[Dataset items]
━━━━━━━━
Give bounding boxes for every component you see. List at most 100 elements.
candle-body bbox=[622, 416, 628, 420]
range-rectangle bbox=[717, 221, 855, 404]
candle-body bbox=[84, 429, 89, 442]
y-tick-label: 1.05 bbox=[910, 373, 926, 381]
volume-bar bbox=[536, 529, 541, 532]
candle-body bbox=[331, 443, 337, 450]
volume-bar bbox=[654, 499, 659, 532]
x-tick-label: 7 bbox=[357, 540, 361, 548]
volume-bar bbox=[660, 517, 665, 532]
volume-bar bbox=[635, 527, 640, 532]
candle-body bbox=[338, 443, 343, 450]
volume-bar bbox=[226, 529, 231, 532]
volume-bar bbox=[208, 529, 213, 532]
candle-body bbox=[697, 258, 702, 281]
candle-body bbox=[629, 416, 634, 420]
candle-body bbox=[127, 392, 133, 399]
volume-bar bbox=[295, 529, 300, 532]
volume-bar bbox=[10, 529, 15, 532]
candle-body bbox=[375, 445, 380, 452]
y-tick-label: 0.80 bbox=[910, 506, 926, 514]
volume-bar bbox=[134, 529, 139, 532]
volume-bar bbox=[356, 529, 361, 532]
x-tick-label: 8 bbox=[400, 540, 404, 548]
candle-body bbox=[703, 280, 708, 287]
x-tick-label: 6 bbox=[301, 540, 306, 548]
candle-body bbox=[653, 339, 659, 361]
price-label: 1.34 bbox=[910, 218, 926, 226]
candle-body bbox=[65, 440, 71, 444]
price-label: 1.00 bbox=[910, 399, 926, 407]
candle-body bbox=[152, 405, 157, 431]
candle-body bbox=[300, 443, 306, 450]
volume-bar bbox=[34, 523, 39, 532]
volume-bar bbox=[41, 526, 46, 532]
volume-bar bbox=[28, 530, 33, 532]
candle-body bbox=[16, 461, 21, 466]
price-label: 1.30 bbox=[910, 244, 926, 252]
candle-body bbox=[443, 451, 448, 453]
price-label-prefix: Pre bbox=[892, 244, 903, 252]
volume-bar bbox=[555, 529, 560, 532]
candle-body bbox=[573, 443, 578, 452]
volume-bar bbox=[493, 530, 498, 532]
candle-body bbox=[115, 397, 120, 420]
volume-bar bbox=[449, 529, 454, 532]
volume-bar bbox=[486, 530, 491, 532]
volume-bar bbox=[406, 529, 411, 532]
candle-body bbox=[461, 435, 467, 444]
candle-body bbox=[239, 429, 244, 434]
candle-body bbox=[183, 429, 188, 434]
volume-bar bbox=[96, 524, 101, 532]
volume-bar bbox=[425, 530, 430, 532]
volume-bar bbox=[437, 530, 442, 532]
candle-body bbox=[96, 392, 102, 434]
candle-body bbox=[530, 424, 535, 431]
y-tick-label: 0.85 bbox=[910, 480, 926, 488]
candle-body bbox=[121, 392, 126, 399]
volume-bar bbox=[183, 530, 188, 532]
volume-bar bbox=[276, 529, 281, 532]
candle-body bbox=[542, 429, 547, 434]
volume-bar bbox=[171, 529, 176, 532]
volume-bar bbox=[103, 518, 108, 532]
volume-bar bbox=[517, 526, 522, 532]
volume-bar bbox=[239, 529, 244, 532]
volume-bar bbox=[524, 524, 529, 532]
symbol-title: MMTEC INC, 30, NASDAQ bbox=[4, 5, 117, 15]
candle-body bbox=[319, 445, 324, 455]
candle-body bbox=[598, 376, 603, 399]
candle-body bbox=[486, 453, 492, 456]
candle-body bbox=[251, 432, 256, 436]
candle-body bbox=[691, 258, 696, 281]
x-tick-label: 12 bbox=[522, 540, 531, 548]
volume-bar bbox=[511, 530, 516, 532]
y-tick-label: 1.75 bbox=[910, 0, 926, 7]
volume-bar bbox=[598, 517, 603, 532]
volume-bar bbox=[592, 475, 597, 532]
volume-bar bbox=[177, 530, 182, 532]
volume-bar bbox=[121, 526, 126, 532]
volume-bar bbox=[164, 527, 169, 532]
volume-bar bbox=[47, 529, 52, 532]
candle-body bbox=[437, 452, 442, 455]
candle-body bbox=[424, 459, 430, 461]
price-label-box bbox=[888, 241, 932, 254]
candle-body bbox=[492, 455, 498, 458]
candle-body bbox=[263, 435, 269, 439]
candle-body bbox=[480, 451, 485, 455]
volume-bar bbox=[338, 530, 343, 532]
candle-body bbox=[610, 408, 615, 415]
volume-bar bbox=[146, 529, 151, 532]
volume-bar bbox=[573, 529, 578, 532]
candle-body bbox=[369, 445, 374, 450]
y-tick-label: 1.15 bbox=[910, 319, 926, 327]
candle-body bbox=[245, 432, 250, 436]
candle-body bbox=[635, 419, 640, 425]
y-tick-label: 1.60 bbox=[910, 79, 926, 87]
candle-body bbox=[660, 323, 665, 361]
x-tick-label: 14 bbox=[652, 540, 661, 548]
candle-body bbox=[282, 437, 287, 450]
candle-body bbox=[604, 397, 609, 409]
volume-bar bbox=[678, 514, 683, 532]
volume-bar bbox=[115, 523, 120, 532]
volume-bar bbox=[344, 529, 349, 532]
━━━━━━━━
Copy the records word for word, from their first line through the line that contains "x-tick-label: 8 bbox=[400, 540, 404, 548]", including both of those lines.

Give bounding boxes for every component you see. List at most 100 elements.
candle-body bbox=[622, 416, 628, 420]
range-rectangle bbox=[717, 221, 855, 404]
candle-body bbox=[84, 429, 89, 442]
y-tick-label: 1.05 bbox=[910, 373, 926, 381]
volume-bar bbox=[536, 529, 541, 532]
candle-body bbox=[331, 443, 337, 450]
volume-bar bbox=[654, 499, 659, 532]
x-tick-label: 7 bbox=[357, 540, 361, 548]
volume-bar bbox=[660, 517, 665, 532]
volume-bar bbox=[635, 527, 640, 532]
candle-body bbox=[338, 443, 343, 450]
volume-bar bbox=[226, 529, 231, 532]
volume-bar bbox=[208, 529, 213, 532]
candle-body bbox=[697, 258, 702, 281]
candle-body bbox=[629, 416, 634, 420]
candle-body bbox=[127, 392, 133, 399]
volume-bar bbox=[295, 529, 300, 532]
volume-bar bbox=[10, 529, 15, 532]
candle-body bbox=[375, 445, 380, 452]
y-tick-label: 0.80 bbox=[910, 506, 926, 514]
volume-bar bbox=[134, 529, 139, 532]
volume-bar bbox=[356, 529, 361, 532]
x-tick-label: 8 bbox=[400, 540, 404, 548]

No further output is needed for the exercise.